Transcribe the material in full. Nothing should differ except that the pictures are left out.

* BEGIN *

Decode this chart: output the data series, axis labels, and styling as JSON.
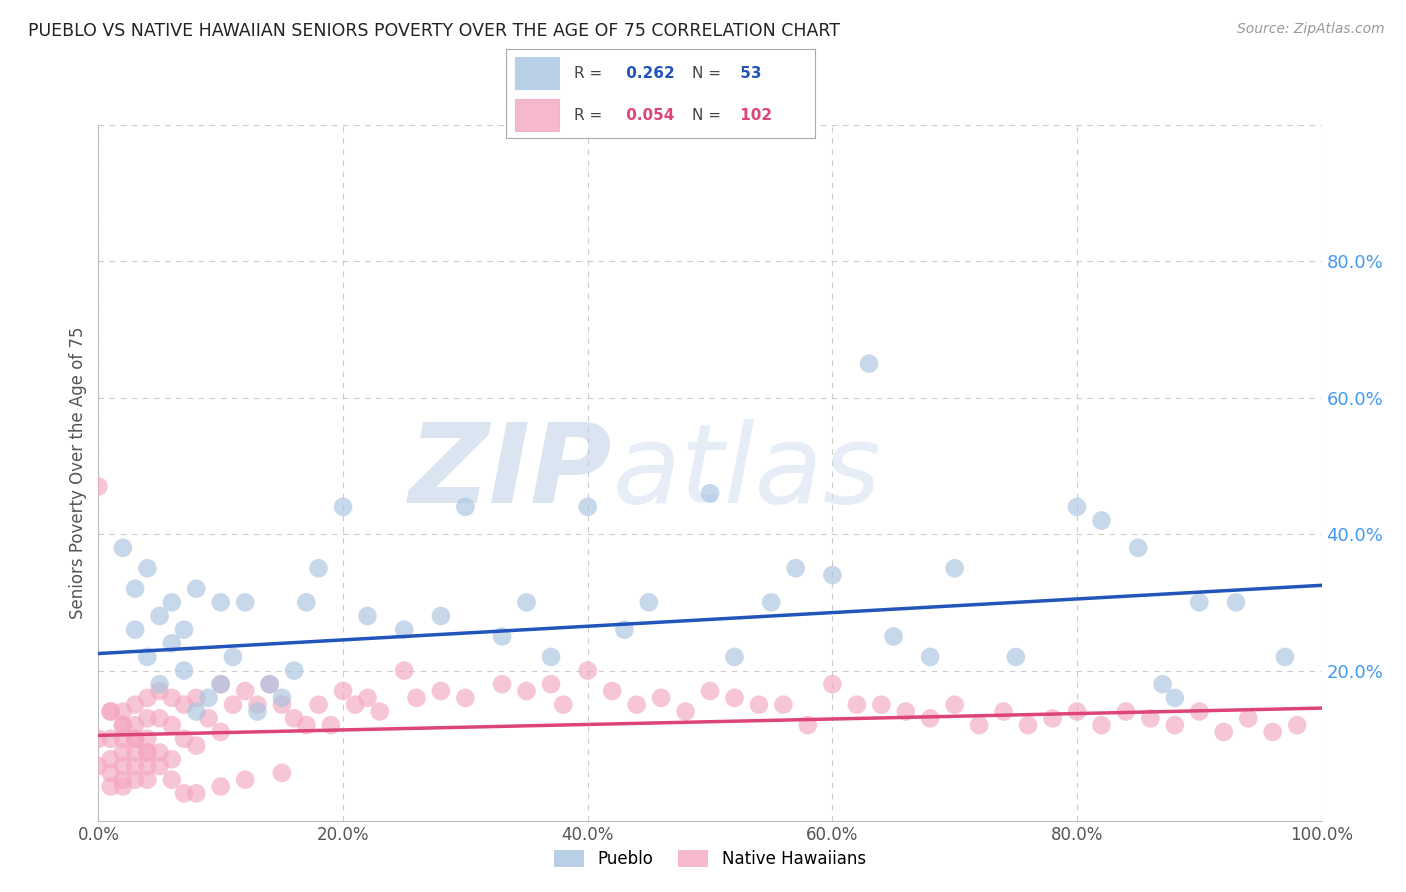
{
  "title": "PUEBLO VS NATIVE HAWAIIAN SENIORS POVERTY OVER THE AGE OF 75 CORRELATION CHART",
  "source": "Source: ZipAtlas.com",
  "ylabel": "Seniors Poverty Over the Age of 75",
  "watermark_zip": "ZIP",
  "watermark_atlas": "atlas",
  "pueblo_color": "#a8c4e0",
  "hawaiian_color": "#f4a8c0",
  "pueblo_line_color": "#2255bb",
  "hawaiian_line_color": "#dd4477",
  "bg_color": "#ffffff",
  "grid_color": "#cccccc",
  "title_color": "#222222",
  "axis_label_color": "#555555",
  "right_tick_color": "#4499ee",
  "watermark_color": "#d0dff0",
  "xlim": [
    0.0,
    1.0
  ],
  "ylim": [
    -0.02,
    1.0
  ],
  "yticks": [
    0.2,
    0.4,
    0.6,
    0.8
  ],
  "xticks": [
    0.0,
    0.2,
    0.4,
    0.6,
    0.8,
    1.0
  ],
  "pueblo_R": 0.262,
  "pueblo_N": 53,
  "hawaiian_R": 0.054,
  "hawaiian_N": 102,
  "pueblo_line_x0": 0.0,
  "pueblo_line_y0": 0.225,
  "pueblo_line_x1": 1.0,
  "pueblo_line_y1": 0.325,
  "hawaiian_line_x0": 0.0,
  "hawaiian_line_y0": 0.105,
  "hawaiian_line_x1": 1.0,
  "hawaiian_line_y1": 0.145,
  "pueblo_x": [
    0.02,
    0.03,
    0.03,
    0.04,
    0.04,
    0.05,
    0.05,
    0.06,
    0.06,
    0.07,
    0.07,
    0.08,
    0.08,
    0.09,
    0.1,
    0.1,
    0.11,
    0.12,
    0.13,
    0.14,
    0.15,
    0.16,
    0.17,
    0.18,
    0.2,
    0.22,
    0.25,
    0.28,
    0.3,
    0.33,
    0.35,
    0.37,
    0.4,
    0.43,
    0.45,
    0.5,
    0.52,
    0.55,
    0.57,
    0.6,
    0.63,
    0.65,
    0.68,
    0.7,
    0.75,
    0.8,
    0.82,
    0.85,
    0.87,
    0.88,
    0.9,
    0.93,
    0.97
  ],
  "pueblo_y": [
    0.38,
    0.32,
    0.26,
    0.35,
    0.22,
    0.28,
    0.18,
    0.3,
    0.24,
    0.26,
    0.2,
    0.32,
    0.14,
    0.16,
    0.3,
    0.18,
    0.22,
    0.3,
    0.14,
    0.18,
    0.16,
    0.2,
    0.3,
    0.35,
    0.44,
    0.28,
    0.26,
    0.28,
    0.44,
    0.25,
    0.3,
    0.22,
    0.44,
    0.26,
    0.3,
    0.46,
    0.22,
    0.3,
    0.35,
    0.34,
    0.65,
    0.25,
    0.22,
    0.35,
    0.22,
    0.44,
    0.42,
    0.38,
    0.18,
    0.16,
    0.3,
    0.3,
    0.22
  ],
  "hawaiian_x": [
    0.0,
    0.0,
    0.01,
    0.01,
    0.01,
    0.01,
    0.01,
    0.02,
    0.02,
    0.02,
    0.02,
    0.02,
    0.02,
    0.02,
    0.03,
    0.03,
    0.03,
    0.03,
    0.03,
    0.03,
    0.04,
    0.04,
    0.04,
    0.04,
    0.04,
    0.04,
    0.05,
    0.05,
    0.05,
    0.06,
    0.06,
    0.06,
    0.07,
    0.07,
    0.08,
    0.08,
    0.09,
    0.1,
    0.1,
    0.11,
    0.12,
    0.13,
    0.14,
    0.15,
    0.16,
    0.17,
    0.18,
    0.19,
    0.2,
    0.21,
    0.22,
    0.23,
    0.25,
    0.26,
    0.28,
    0.3,
    0.33,
    0.35,
    0.37,
    0.38,
    0.4,
    0.42,
    0.44,
    0.46,
    0.48,
    0.5,
    0.52,
    0.54,
    0.56,
    0.58,
    0.6,
    0.62,
    0.64,
    0.66,
    0.68,
    0.7,
    0.72,
    0.74,
    0.76,
    0.78,
    0.8,
    0.82,
    0.84,
    0.86,
    0.88,
    0.9,
    0.92,
    0.94,
    0.96,
    0.98,
    0.0,
    0.01,
    0.02,
    0.03,
    0.04,
    0.05,
    0.06,
    0.07,
    0.08,
    0.1,
    0.12,
    0.15
  ],
  "hawaiian_y": [
    0.1,
    0.06,
    0.14,
    0.1,
    0.07,
    0.05,
    0.03,
    0.14,
    0.12,
    0.1,
    0.08,
    0.06,
    0.04,
    0.03,
    0.15,
    0.12,
    0.1,
    0.08,
    0.06,
    0.04,
    0.16,
    0.13,
    0.1,
    0.08,
    0.06,
    0.04,
    0.17,
    0.13,
    0.08,
    0.16,
    0.12,
    0.07,
    0.15,
    0.1,
    0.16,
    0.09,
    0.13,
    0.18,
    0.11,
    0.15,
    0.17,
    0.15,
    0.18,
    0.15,
    0.13,
    0.12,
    0.15,
    0.12,
    0.17,
    0.15,
    0.16,
    0.14,
    0.2,
    0.16,
    0.17,
    0.16,
    0.18,
    0.17,
    0.18,
    0.15,
    0.2,
    0.17,
    0.15,
    0.16,
    0.14,
    0.17,
    0.16,
    0.15,
    0.15,
    0.12,
    0.18,
    0.15,
    0.15,
    0.14,
    0.13,
    0.15,
    0.12,
    0.14,
    0.12,
    0.13,
    0.14,
    0.12,
    0.14,
    0.13,
    0.12,
    0.14,
    0.11,
    0.13,
    0.11,
    0.12,
    0.47,
    0.14,
    0.12,
    0.1,
    0.08,
    0.06,
    0.04,
    0.02,
    0.02,
    0.03,
    0.04,
    0.05
  ]
}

* END *

- [FULL OUTPUT]:
Decode this chart: output the data series, axis labels, and styling as JSON.
{
  "title": "PUEBLO VS NATIVE HAWAIIAN SENIORS POVERTY OVER THE AGE OF 75 CORRELATION CHART",
  "source": "Source: ZipAtlas.com",
  "ylabel": "Seniors Poverty Over the Age of 75",
  "watermark_zip": "ZIP",
  "watermark_atlas": "atlas",
  "pueblo_color": "#a8c4e0",
  "hawaiian_color": "#f4a8c0",
  "pueblo_line_color": "#2255bb",
  "hawaiian_line_color": "#dd4477",
  "bg_color": "#ffffff",
  "grid_color": "#cccccc",
  "title_color": "#222222",
  "axis_label_color": "#555555",
  "right_tick_color": "#4499ee",
  "watermark_color": "#d0dff0",
  "xlim": [
    0.0,
    1.0
  ],
  "ylim": [
    -0.02,
    1.0
  ],
  "yticks": [
    0.2,
    0.4,
    0.6,
    0.8
  ],
  "xticks": [
    0.0,
    0.2,
    0.4,
    0.6,
    0.8,
    1.0
  ],
  "pueblo_R": 0.262,
  "pueblo_N": 53,
  "hawaiian_R": 0.054,
  "hawaiian_N": 102,
  "pueblo_line_x0": 0.0,
  "pueblo_line_y0": 0.225,
  "pueblo_line_x1": 1.0,
  "pueblo_line_y1": 0.325,
  "hawaiian_line_x0": 0.0,
  "hawaiian_line_y0": 0.105,
  "hawaiian_line_x1": 1.0,
  "hawaiian_line_y1": 0.145,
  "pueblo_x": [
    0.02,
    0.03,
    0.03,
    0.04,
    0.04,
    0.05,
    0.05,
    0.06,
    0.06,
    0.07,
    0.07,
    0.08,
    0.08,
    0.09,
    0.1,
    0.1,
    0.11,
    0.12,
    0.13,
    0.14,
    0.15,
    0.16,
    0.17,
    0.18,
    0.2,
    0.22,
    0.25,
    0.28,
    0.3,
    0.33,
    0.35,
    0.37,
    0.4,
    0.43,
    0.45,
    0.5,
    0.52,
    0.55,
    0.57,
    0.6,
    0.63,
    0.65,
    0.68,
    0.7,
    0.75,
    0.8,
    0.82,
    0.85,
    0.87,
    0.88,
    0.9,
    0.93,
    0.97
  ],
  "pueblo_y": [
    0.38,
    0.32,
    0.26,
    0.35,
    0.22,
    0.28,
    0.18,
    0.3,
    0.24,
    0.26,
    0.2,
    0.32,
    0.14,
    0.16,
    0.3,
    0.18,
    0.22,
    0.3,
    0.14,
    0.18,
    0.16,
    0.2,
    0.3,
    0.35,
    0.44,
    0.28,
    0.26,
    0.28,
    0.44,
    0.25,
    0.3,
    0.22,
    0.44,
    0.26,
    0.3,
    0.46,
    0.22,
    0.3,
    0.35,
    0.34,
    0.65,
    0.25,
    0.22,
    0.35,
    0.22,
    0.44,
    0.42,
    0.38,
    0.18,
    0.16,
    0.3,
    0.3,
    0.22
  ],
  "hawaiian_x": [
    0.0,
    0.0,
    0.01,
    0.01,
    0.01,
    0.01,
    0.01,
    0.02,
    0.02,
    0.02,
    0.02,
    0.02,
    0.02,
    0.02,
    0.03,
    0.03,
    0.03,
    0.03,
    0.03,
    0.03,
    0.04,
    0.04,
    0.04,
    0.04,
    0.04,
    0.04,
    0.05,
    0.05,
    0.05,
    0.06,
    0.06,
    0.06,
    0.07,
    0.07,
    0.08,
    0.08,
    0.09,
    0.1,
    0.1,
    0.11,
    0.12,
    0.13,
    0.14,
    0.15,
    0.16,
    0.17,
    0.18,
    0.19,
    0.2,
    0.21,
    0.22,
    0.23,
    0.25,
    0.26,
    0.28,
    0.3,
    0.33,
    0.35,
    0.37,
    0.38,
    0.4,
    0.42,
    0.44,
    0.46,
    0.48,
    0.5,
    0.52,
    0.54,
    0.56,
    0.58,
    0.6,
    0.62,
    0.64,
    0.66,
    0.68,
    0.7,
    0.72,
    0.74,
    0.76,
    0.78,
    0.8,
    0.82,
    0.84,
    0.86,
    0.88,
    0.9,
    0.92,
    0.94,
    0.96,
    0.98,
    0.0,
    0.01,
    0.02,
    0.03,
    0.04,
    0.05,
    0.06,
    0.07,
    0.08,
    0.1,
    0.12,
    0.15
  ],
  "hawaiian_y": [
    0.1,
    0.06,
    0.14,
    0.1,
    0.07,
    0.05,
    0.03,
    0.14,
    0.12,
    0.1,
    0.08,
    0.06,
    0.04,
    0.03,
    0.15,
    0.12,
    0.1,
    0.08,
    0.06,
    0.04,
    0.16,
    0.13,
    0.1,
    0.08,
    0.06,
    0.04,
    0.17,
    0.13,
    0.08,
    0.16,
    0.12,
    0.07,
    0.15,
    0.1,
    0.16,
    0.09,
    0.13,
    0.18,
    0.11,
    0.15,
    0.17,
    0.15,
    0.18,
    0.15,
    0.13,
    0.12,
    0.15,
    0.12,
    0.17,
    0.15,
    0.16,
    0.14,
    0.2,
    0.16,
    0.17,
    0.16,
    0.18,
    0.17,
    0.18,
    0.15,
    0.2,
    0.17,
    0.15,
    0.16,
    0.14,
    0.17,
    0.16,
    0.15,
    0.15,
    0.12,
    0.18,
    0.15,
    0.15,
    0.14,
    0.13,
    0.15,
    0.12,
    0.14,
    0.12,
    0.13,
    0.14,
    0.12,
    0.14,
    0.13,
    0.12,
    0.14,
    0.11,
    0.13,
    0.11,
    0.12,
    0.47,
    0.14,
    0.12,
    0.1,
    0.08,
    0.06,
    0.04,
    0.02,
    0.02,
    0.03,
    0.04,
    0.05
  ]
}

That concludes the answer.